## Supplied material
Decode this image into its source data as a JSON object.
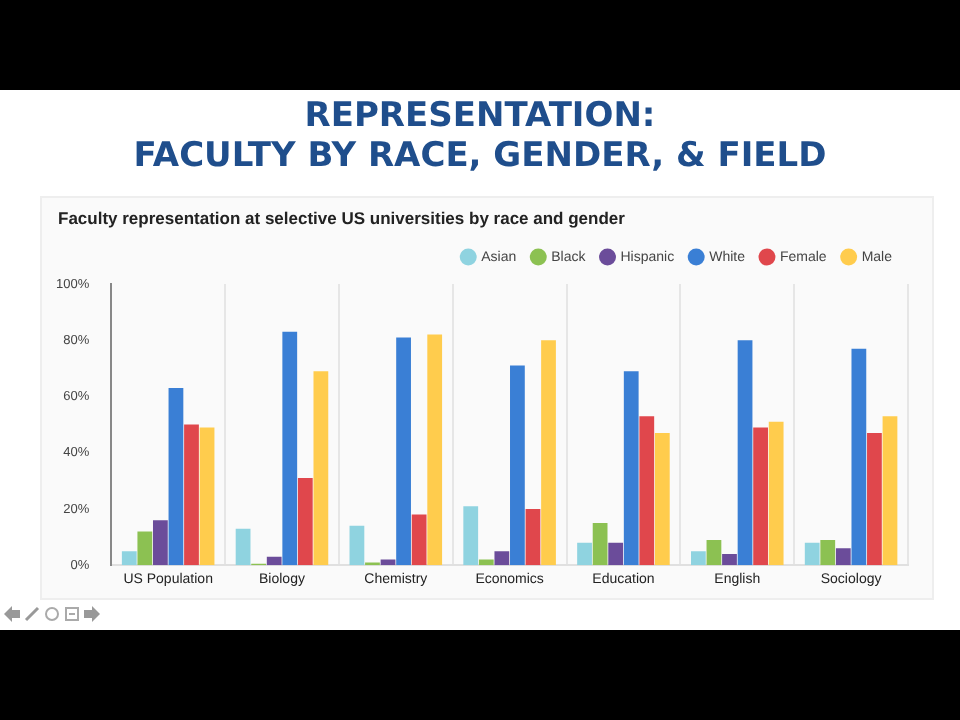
{
  "chart_data": {
    "type": "bar",
    "title": "REPRESENTATION:\nFACULTY BY RACE, GENDER, & FIELD",
    "subtitle": "Faculty representation at selective US universities by race and gender",
    "categories": [
      "US Population",
      "Biology",
      "Chemistry",
      "Economics",
      "Education",
      "English",
      "Sociology"
    ],
    "series": [
      {
        "name": "Asian",
        "color": "#8fd3e0",
        "values": [
          5,
          13,
          14,
          21,
          8,
          5,
          8
        ]
      },
      {
        "name": "Black",
        "color": "#8cc152",
        "values": [
          12,
          0.5,
          1,
          2,
          15,
          9,
          9
        ]
      },
      {
        "name": "Hispanic",
        "color": "#6b4c9a",
        "values": [
          16,
          3,
          2,
          5,
          8,
          4,
          6
        ]
      },
      {
        "name": "White",
        "color": "#3a7fd5",
        "values": [
          63,
          83,
          81,
          71,
          69,
          80,
          77
        ]
      },
      {
        "name": "Female",
        "color": "#e0474c",
        "values": [
          50,
          31,
          18,
          20,
          53,
          49,
          47
        ]
      },
      {
        "name": "Male",
        "color": "#ffcc4d",
        "values": [
          49,
          69,
          82,
          80,
          47,
          51,
          53
        ]
      }
    ],
    "ylim": [
      0,
      100
    ],
    "yticks": [
      {
        "value": 0,
        "label": "0%"
      },
      {
        "value": 20,
        "label": "20%"
      },
      {
        "value": 40,
        "label": "40%"
      },
      {
        "value": 60,
        "label": "60%"
      },
      {
        "value": 80,
        "label": "80%"
      },
      {
        "value": 100,
        "label": "100%"
      }
    ],
    "grid": "x",
    "legend": "top right"
  }
}
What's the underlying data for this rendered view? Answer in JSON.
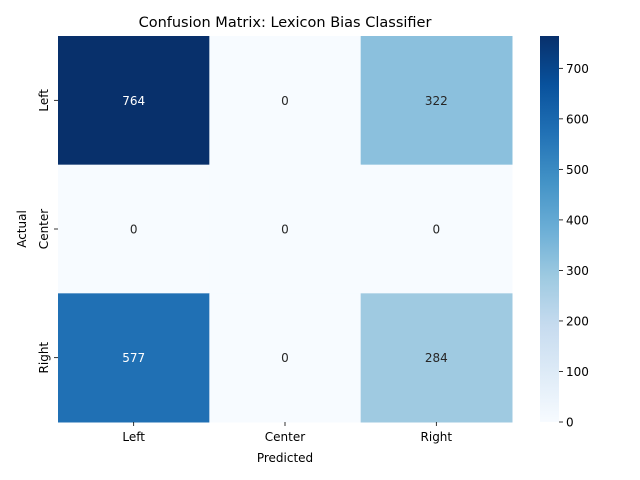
{
  "chart_data": {
    "type": "heatmap",
    "title": "Confusion Matrix: Lexicon Bias Classifier",
    "xlabel": "Predicted",
    "ylabel": "Actual",
    "x_categories": [
      "Left",
      "Center",
      "Right"
    ],
    "y_categories": [
      "Left",
      "Center",
      "Right"
    ],
    "values": [
      [
        764,
        0,
        322
      ],
      [
        0,
        0,
        0
      ],
      [
        577,
        0,
        284
      ]
    ],
    "colormap": "Blues",
    "color_range": [
      0,
      764
    ],
    "colorbar_ticks": [
      0,
      100,
      200,
      300,
      400,
      500,
      600,
      700
    ],
    "annotations": true
  }
}
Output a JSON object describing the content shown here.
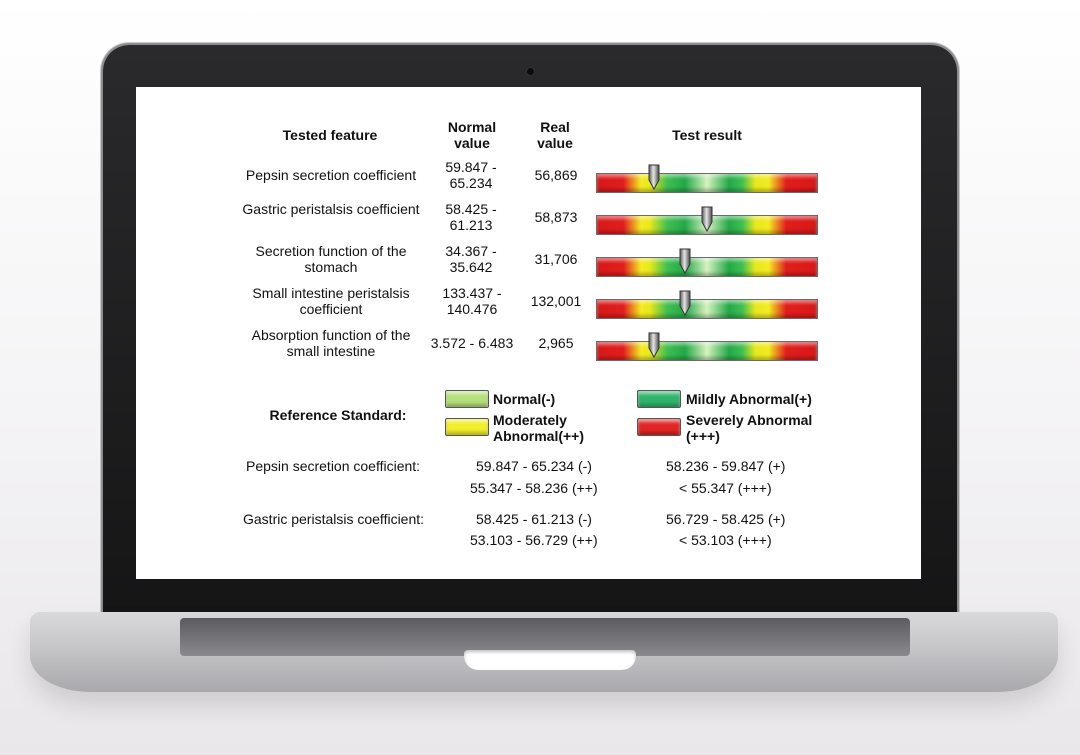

## Task objective
Using the material above, return every line exactly as it appears, minus the pictures.

## Exercise result
Decode this image into its source data as a JSON object.
{
  "chart_data": {
    "type": "bar",
    "title": "REPRESENTATION:\nFACULTY BY RACE, GENDER, & FIELD",
    "subtitle": "Faculty representation at selective US universities by race and gender",
    "categories": [
      "US Population",
      "Biology",
      "Chemistry",
      "Economics",
      "Education",
      "English",
      "Sociology"
    ],
    "series": [
      {
        "name": "Asian",
        "color": "#8fd3e0",
        "values": [
          5,
          13,
          14,
          21,
          8,
          5,
          8
        ]
      },
      {
        "name": "Black",
        "color": "#8cc152",
        "values": [
          12,
          0.5,
          1,
          2,
          15,
          9,
          9
        ]
      },
      {
        "name": "Hispanic",
        "color": "#6b4c9a",
        "values": [
          16,
          3,
          2,
          5,
          8,
          4,
          6
        ]
      },
      {
        "name": "White",
        "color": "#3a7fd5",
        "values": [
          63,
          83,
          81,
          71,
          69,
          80,
          77
        ]
      },
      {
        "name": "Female",
        "color": "#e0474c",
        "values": [
          50,
          31,
          18,
          20,
          53,
          49,
          47
        ]
      },
      {
        "name": "Male",
        "color": "#ffcc4d",
        "values": [
          49,
          69,
          82,
          80,
          47,
          51,
          53
        ]
      }
    ],
    "ylim": [
      0,
      100
    ],
    "yticks": [
      {
        "value": 0,
        "label": "0%"
      },
      {
        "value": 20,
        "label": "20%"
      },
      {
        "value": 40,
        "label": "40%"
      },
      {
        "value": 60,
        "label": "60%"
      },
      {
        "value": 80,
        "label": "80%"
      },
      {
        "value": 100,
        "label": "100%"
      }
    ],
    "grid": "x",
    "legend": "top right"
  }
}
What's the underlying data for this rendered view? Answer in JSON.
{
  "chart_data": {
    "type": "heatmap",
    "title": "Confusion Matrix: Lexicon Bias Classifier",
    "xlabel": "Predicted",
    "ylabel": "Actual",
    "x_categories": [
      "Left",
      "Center",
      "Right"
    ],
    "y_categories": [
      "Left",
      "Center",
      "Right"
    ],
    "values": [
      [
        764,
        0,
        322
      ],
      [
        0,
        0,
        0
      ],
      [
        577,
        0,
        284
      ]
    ],
    "colormap": "Blues",
    "color_range": [
      0,
      764
    ],
    "colorbar_ticks": [
      0,
      100,
      200,
      300,
      400,
      500,
      600,
      700
    ],
    "annotations": true
  }
}
Output a JSON object describing the content shown here.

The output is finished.